→ **REQUIREMENT**
Write out the full listing exactly as given, minus the images.

→ **TASK DATA**
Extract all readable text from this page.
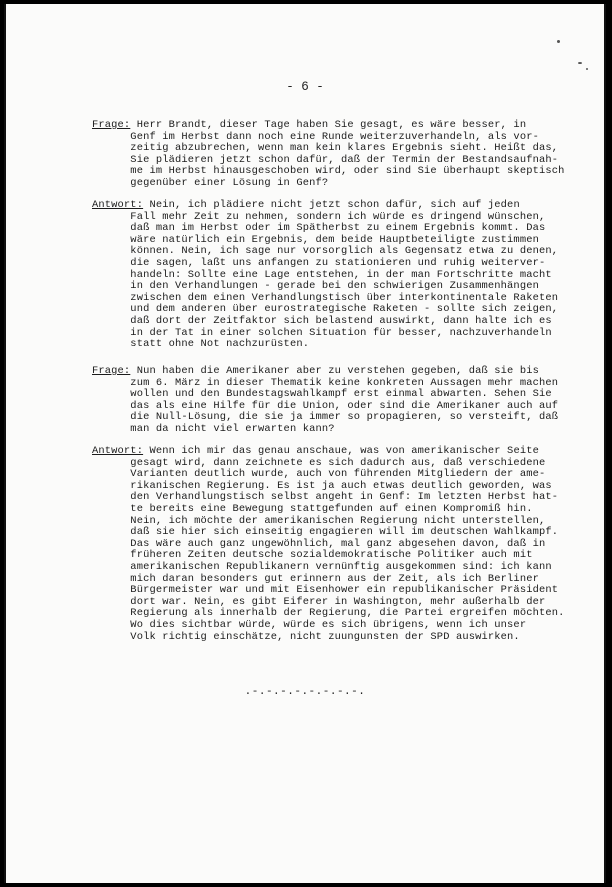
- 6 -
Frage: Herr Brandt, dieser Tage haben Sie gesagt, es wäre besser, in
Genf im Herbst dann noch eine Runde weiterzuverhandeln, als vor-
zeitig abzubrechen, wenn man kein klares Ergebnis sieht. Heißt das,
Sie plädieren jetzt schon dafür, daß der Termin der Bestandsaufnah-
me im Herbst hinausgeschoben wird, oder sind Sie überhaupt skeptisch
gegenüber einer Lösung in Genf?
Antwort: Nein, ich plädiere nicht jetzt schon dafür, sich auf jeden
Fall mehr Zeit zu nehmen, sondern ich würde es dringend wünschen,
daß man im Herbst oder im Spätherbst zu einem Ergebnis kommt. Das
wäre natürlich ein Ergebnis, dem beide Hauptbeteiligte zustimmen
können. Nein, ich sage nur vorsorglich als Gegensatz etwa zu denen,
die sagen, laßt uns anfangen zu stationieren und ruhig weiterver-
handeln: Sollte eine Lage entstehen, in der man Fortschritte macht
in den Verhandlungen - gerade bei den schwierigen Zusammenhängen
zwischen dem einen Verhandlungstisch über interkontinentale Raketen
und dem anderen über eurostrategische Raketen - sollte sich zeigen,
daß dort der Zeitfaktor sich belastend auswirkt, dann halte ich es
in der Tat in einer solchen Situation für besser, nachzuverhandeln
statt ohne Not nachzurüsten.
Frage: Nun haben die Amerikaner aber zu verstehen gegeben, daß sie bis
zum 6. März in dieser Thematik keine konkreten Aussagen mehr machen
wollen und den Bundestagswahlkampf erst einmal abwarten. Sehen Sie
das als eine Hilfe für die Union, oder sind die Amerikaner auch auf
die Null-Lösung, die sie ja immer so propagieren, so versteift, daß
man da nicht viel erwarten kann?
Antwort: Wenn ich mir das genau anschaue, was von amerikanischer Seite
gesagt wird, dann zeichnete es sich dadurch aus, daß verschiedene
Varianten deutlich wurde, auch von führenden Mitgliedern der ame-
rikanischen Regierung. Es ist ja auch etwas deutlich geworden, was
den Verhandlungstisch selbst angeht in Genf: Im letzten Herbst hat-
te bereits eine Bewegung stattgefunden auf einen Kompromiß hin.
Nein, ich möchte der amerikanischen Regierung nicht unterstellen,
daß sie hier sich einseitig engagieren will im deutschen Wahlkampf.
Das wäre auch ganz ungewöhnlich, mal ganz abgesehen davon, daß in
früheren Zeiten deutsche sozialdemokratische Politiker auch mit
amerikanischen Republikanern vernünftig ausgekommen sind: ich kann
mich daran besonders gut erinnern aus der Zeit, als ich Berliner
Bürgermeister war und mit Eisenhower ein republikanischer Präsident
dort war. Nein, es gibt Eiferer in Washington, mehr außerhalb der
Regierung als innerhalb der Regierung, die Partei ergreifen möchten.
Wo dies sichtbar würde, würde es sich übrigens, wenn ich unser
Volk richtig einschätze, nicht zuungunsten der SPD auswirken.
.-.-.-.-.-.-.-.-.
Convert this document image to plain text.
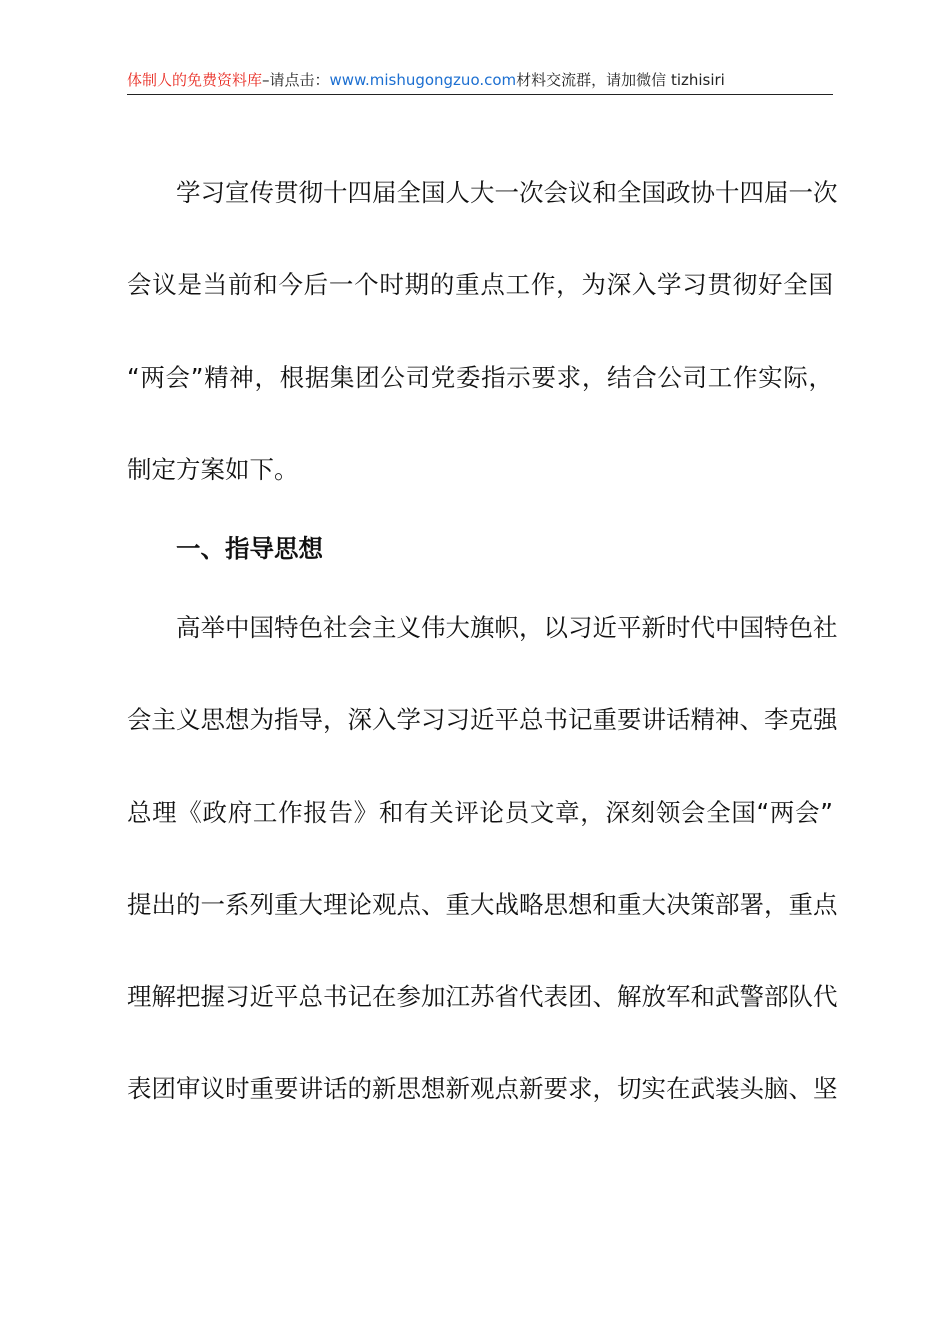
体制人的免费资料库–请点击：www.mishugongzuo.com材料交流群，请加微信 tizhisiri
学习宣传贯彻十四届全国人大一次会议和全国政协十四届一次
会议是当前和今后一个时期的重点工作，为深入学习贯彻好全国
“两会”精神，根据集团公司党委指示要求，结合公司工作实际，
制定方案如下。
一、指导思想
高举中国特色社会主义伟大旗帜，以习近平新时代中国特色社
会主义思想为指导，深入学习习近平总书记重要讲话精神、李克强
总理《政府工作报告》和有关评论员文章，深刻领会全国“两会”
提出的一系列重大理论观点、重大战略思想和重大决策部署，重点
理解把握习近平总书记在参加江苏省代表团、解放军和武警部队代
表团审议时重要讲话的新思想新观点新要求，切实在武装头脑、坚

→ **COMPLETE OUTPUT**
Extract all readable text from this page.
- 6 -
Frage: Herr Brandt, dieser Tage haben Sie gesagt, es wäre besser, in
Genf im Herbst dann noch eine Runde weiterzuverhandeln, als vor-
zeitig abzubrechen, wenn man kein klares Ergebnis sieht. Heißt das,
Sie plädieren jetzt schon dafür, daß der Termin der Bestandsaufnah-
me im Herbst hinausgeschoben wird, oder sind Sie überhaupt skeptisch
gegenüber einer Lösung in Genf?
Antwort: Nein, ich plädiere nicht jetzt schon dafür, sich auf jeden
Fall mehr Zeit zu nehmen, sondern ich würde es dringend wünschen,
daß man im Herbst oder im Spätherbst zu einem Ergebnis kommt. Das
wäre natürlich ein Ergebnis, dem beide Hauptbeteiligte zustimmen
können. Nein, ich sage nur vorsorglich als Gegensatz etwa zu denen,
die sagen, laßt uns anfangen zu stationieren und ruhig weiterver-
handeln: Sollte eine Lage entstehen, in der man Fortschritte macht
in den Verhandlungen - gerade bei den schwierigen Zusammenhängen
zwischen dem einen Verhandlungstisch über interkontinentale Raketen
und dem anderen über eurostrategische Raketen - sollte sich zeigen,
daß dort der Zeitfaktor sich belastend auswirkt, dann halte ich es
in der Tat in einer solchen Situation für besser, nachzuverhandeln
statt ohne Not nachzurüsten.
Frage: Nun haben die Amerikaner aber zu verstehen gegeben, daß sie bis
zum 6. März in dieser Thematik keine konkreten Aussagen mehr machen
wollen und den Bundestagswahlkampf erst einmal abwarten. Sehen Sie
das als eine Hilfe für die Union, oder sind die Amerikaner auch auf
die Null-Lösung, die sie ja immer so propagieren, so versteift, daß
man da nicht viel erwarten kann?
Antwort: Wenn ich mir das genau anschaue, was von amerikanischer Seite
gesagt wird, dann zeichnete es sich dadurch aus, daß verschiedene
Varianten deutlich wurde, auch von führenden Mitgliedern der ame-
rikanischen Regierung. Es ist ja auch etwas deutlich geworden, was
den Verhandlungstisch selbst angeht in Genf: Im letzten Herbst hat-
te bereits eine Bewegung stattgefunden auf einen Kompromiß hin.
Nein, ich möchte der amerikanischen Regierung nicht unterstellen,
daß sie hier sich einseitig engagieren will im deutschen Wahlkampf.
Das wäre auch ganz ungewöhnlich, mal ganz abgesehen davon, daß in
früheren Zeiten deutsche sozialdemokratische Politiker auch mit
amerikanischen Republikanern vernünftig ausgekommen sind: ich kann
mich daran besonders gut erinnern aus der Zeit, als ich Berliner
Bürgermeister war und mit Eisenhower ein republikanischer Präsident
dort war. Nein, es gibt Eiferer in Washington, mehr außerhalb der
Regierung als innerhalb der Regierung, die Partei ergreifen möchten.
Wo dies sichtbar würde, würde es sich übrigens, wenn ich unser
Volk richtig einschätze, nicht zuungunsten der SPD auswirken.
.-.-.-.-.-.-.-.-.
Convert this document image to plain text.
体制人的免费资料库–请点击：www.mishugongzuo.com材料交流群，请加微信 tizhisiri
学习宣传贯彻十四届全国人大一次会议和全国政协十四届一次
会议是当前和今后一个时期的重点工作，为深入学习贯彻好全国
“两会”精神，根据集团公司党委指示要求，结合公司工作实际，
制定方案如下。
一、指导思想
高举中国特色社会主义伟大旗帜，以习近平新时代中国特色社
会主义思想为指导，深入学习习近平总书记重要讲话精神、李克强
总理《政府工作报告》和有关评论员文章，深刻领会全国“两会”
提出的一系列重大理论观点、重大战略思想和重大决策部署，重点
理解把握习近平总书记在参加江苏省代表团、解放军和武警部队代
表团审议时重要讲话的新思想新观点新要求，切实在武装头脑、坚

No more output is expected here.